What the exercise asks
Your task is to quote the material that follows, in full and exactly.

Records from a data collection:
......

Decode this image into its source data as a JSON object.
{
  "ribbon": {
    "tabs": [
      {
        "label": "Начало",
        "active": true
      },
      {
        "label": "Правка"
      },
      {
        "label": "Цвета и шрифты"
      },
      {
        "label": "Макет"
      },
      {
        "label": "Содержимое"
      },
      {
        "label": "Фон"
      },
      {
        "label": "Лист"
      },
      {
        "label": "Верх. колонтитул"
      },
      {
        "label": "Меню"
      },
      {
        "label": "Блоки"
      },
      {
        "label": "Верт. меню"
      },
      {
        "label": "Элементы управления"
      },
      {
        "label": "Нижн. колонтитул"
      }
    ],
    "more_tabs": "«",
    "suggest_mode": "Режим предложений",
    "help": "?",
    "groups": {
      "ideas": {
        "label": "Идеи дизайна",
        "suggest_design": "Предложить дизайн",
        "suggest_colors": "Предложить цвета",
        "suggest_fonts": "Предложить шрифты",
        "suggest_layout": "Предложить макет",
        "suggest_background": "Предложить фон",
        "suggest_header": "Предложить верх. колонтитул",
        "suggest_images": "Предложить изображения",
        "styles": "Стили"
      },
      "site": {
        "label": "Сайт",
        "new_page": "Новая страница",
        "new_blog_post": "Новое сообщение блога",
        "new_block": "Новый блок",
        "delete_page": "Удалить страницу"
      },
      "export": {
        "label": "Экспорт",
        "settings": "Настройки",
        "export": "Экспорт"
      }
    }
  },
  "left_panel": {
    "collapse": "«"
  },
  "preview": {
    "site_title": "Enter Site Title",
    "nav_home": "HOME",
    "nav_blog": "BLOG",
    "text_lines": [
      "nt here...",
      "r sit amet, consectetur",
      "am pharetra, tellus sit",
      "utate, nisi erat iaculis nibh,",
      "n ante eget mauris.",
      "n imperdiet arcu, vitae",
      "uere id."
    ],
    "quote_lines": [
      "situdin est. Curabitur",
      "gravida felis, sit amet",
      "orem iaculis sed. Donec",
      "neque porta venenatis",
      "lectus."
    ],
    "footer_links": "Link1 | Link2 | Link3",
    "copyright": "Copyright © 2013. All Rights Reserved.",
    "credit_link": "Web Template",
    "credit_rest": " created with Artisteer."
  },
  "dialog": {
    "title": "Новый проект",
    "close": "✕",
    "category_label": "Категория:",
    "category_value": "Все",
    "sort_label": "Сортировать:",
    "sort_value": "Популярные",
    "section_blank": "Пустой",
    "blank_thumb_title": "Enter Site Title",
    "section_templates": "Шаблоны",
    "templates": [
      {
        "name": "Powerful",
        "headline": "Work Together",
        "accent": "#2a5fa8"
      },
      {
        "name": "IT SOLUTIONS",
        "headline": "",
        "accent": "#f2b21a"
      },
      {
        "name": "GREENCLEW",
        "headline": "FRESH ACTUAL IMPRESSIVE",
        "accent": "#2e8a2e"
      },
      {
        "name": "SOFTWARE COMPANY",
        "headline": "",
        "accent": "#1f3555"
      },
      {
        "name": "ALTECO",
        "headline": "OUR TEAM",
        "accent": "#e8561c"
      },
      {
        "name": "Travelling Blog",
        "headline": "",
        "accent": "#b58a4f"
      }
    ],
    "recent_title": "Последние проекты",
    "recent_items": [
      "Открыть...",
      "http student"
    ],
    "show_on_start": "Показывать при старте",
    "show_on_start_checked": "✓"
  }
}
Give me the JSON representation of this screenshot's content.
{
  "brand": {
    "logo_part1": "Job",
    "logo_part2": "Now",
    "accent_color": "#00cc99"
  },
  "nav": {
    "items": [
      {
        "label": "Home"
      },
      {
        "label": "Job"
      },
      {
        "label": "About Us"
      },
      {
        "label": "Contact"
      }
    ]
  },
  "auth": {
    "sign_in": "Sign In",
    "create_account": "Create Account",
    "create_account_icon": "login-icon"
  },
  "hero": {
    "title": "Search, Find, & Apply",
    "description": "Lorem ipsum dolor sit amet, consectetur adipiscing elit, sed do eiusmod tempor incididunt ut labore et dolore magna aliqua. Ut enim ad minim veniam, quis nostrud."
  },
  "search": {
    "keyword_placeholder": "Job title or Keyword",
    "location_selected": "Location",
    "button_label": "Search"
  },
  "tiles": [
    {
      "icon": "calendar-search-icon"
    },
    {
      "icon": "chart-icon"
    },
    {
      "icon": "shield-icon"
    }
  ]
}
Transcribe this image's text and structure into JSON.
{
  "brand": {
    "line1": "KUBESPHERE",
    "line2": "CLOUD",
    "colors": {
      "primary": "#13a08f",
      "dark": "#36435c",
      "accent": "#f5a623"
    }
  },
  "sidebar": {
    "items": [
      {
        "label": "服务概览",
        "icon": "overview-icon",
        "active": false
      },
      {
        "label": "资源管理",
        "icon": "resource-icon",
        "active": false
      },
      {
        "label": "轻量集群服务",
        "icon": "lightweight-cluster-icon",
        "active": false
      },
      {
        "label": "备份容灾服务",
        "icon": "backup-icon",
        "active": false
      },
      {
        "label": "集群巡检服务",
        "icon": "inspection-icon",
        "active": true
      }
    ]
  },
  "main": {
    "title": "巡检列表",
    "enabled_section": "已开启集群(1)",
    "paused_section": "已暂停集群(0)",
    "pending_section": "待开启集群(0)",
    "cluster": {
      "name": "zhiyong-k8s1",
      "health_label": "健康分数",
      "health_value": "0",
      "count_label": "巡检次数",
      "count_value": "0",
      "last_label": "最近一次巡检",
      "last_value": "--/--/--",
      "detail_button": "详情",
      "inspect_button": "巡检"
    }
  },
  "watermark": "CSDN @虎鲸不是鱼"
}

......

Correct output
Decode this image into its source data as a JSON object.
{
  "ribbon": {
    "tabs": [
      {
        "label": "Начало",
        "active": true
      },
      {
        "label": "Правка"
      },
      {
        "label": "Цвета и шрифты"
      },
      {
        "label": "Макет"
      },
      {
        "label": "Содержимое"
      },
      {
        "label": "Фон"
      },
      {
        "label": "Лист"
      },
      {
        "label": "Верх. колонтитул"
      },
      {
        "label": "Меню"
      },
      {
        "label": "Блоки"
      },
      {
        "label": "Верт. меню"
      },
      {
        "label": "Элементы управления"
      },
      {
        "label": "Нижн. колонтитул"
      }
    ],
    "more_tabs": "«",
    "suggest_mode": "Режим предложений",
    "help": "?",
    "groups": {
      "ideas": {
        "label": "Идеи дизайна",
        "suggest_design": "Предложить дизайн",
        "suggest_colors": "Предложить цвета",
        "suggest_fonts": "Предложить шрифты",
        "suggest_layout": "Предложить макет",
        "suggest_background": "Предложить фон",
        "suggest_header": "Предложить верх. колонтитул",
        "suggest_images": "Предложить изображения",
        "styles": "Стили"
      },
      "site": {
        "label": "Сайт",
        "new_page": "Новая страница",
        "new_blog_post": "Новое сообщение блога",
        "new_block": "Новый блок",
        "delete_page": "Удалить страницу"
      },
      "export": {
        "label": "Экспорт",
        "settings": "Настройки",
        "export": "Экспорт"
      }
    }
  },
  "left_panel": {
    "collapse": "«"
  },
  "preview": {
    "site_title": "Enter Site Title",
    "nav_home": "HOME",
    "nav_blog": "BLOG",
    "text_lines": [
      "nt here...",
      "r sit amet, consectetur",
      "am pharetra, tellus sit",
      "utate, nisi erat iaculis nibh,",
      "n ante eget mauris.",
      "n imperdiet arcu, vitae",
      "uere id."
    ],
    "quote_lines": [
      "situdin est. Curabitur",
      "gravida felis, sit amet",
      "orem iaculis sed. Donec",
      "neque porta venenatis",
      "lectus."
    ],
    "footer_links": "Link1 | Link2 | Link3",
    "copyright": "Copyright © 2013. All Rights Reserved.",
    "credit_link": "Web Template",
    "credit_rest": " created with Artisteer."
  },
  "dialog": {
    "title": "Новый проект",
    "close": "✕",
    "category_label": "Категория:",
    "category_value": "Все",
    "sort_label": "Сортировать:",
    "sort_value": "Популярные",
    "section_blank": "Пустой",
    "blank_thumb_title": "Enter Site Title",
    "section_templates": "Шаблоны",
    "templates": [
      {
        "name": "Powerful",
        "headline": "Work Together",
        "accent": "#2a5fa8"
      },
      {
        "name": "IT SOLUTIONS",
        "headline": "",
        "accent": "#f2b21a"
      },
      {
        "name": "GREENCLEW",
        "headline": "FRESH ACTUAL IMPRESSIVE",
        "accent": "#2e8a2e"
      },
      {
        "name": "SOFTWARE COMPANY",
        "headline": "",
        "accent": "#1f3555"
      },
      {
        "name": "ALTECO",
        "headline": "OUR TEAM",
        "accent": "#e8561c"
      },
      {
        "name": "Travelling Blog",
        "headline": "",
        "accent": "#b58a4f"
      }
    ],
    "recent_title": "Последние проекты",
    "recent_items": [
      "Открыть...",
      "http student"
    ],
    "show_on_start": "Показывать при старте",
    "show_on_start_checked": "✓"
  }
}
Give me the JSON representation of this screenshot's content.
{
  "brand": {
    "logo_part1": "Job",
    "logo_part2": "Now",
    "accent_color": "#00cc99"
  },
  "nav": {
    "items": [
      {
        "label": "Home"
      },
      {
        "label": "Job"
      },
      {
        "label": "About Us"
      },
      {
        "label": "Contact"
      }
    ]
  },
  "auth": {
    "sign_in": "Sign In",
    "create_account": "Create Account",
    "create_account_icon": "login-icon"
  },
  "hero": {
    "title": "Search, Find, & Apply",
    "description": "Lorem ipsum dolor sit amet, consectetur adipiscing elit, sed do eiusmod tempor incididunt ut labore et dolore magna aliqua. Ut enim ad minim veniam, quis nostrud."
  },
  "search": {
    "keyword_placeholder": "Job title or Keyword",
    "location_selected": "Location",
    "button_label": "Search"
  },
  "tiles": [
    {
      "icon": "calendar-search-icon"
    },
    {
      "icon": "chart-icon"
    },
    {
      "icon": "shield-icon"
    }
  ]
}
Transcribe this image's text and structure into JSON.
{
  "brand": {
    "line1": "KUBESPHERE",
    "line2": "CLOUD",
    "colors": {
      "primary": "#13a08f",
      "dark": "#36435c",
      "accent": "#f5a623"
    }
  },
  "sidebar": {
    "items": [
      {
        "label": "服务概览",
        "icon": "overview-icon",
        "active": false
      },
      {
        "label": "资源管理",
        "icon": "resource-icon",
        "active": false
      },
      {
        "label": "轻量集群服务",
        "icon": "lightweight-cluster-icon",
        "active": false
      },
      {
        "label": "备份容灾服务",
        "icon": "backup-icon",
        "active": false
      },
      {
        "label": "集群巡检服务",
        "icon": "inspection-icon",
        "active": true
      }
    ]
  },
  "main": {
    "title": "巡检列表",
    "enabled_section": "已开启集群(1)",
    "paused_section": "已暂停集群(0)",
    "pending_section": "待开启集群(0)",
    "cluster": {
      "name": "zhiyong-k8s1",
      "health_label": "健康分数",
      "health_value": "0",
      "count_label": "巡检次数",
      "count_value": "0",
      "last_label": "最近一次巡检",
      "last_value": "--/--/--",
      "detail_button": "详情",
      "inspect_button": "巡检"
    }
  },
  "watermark": "CSDN @虎鲸不是鱼"
}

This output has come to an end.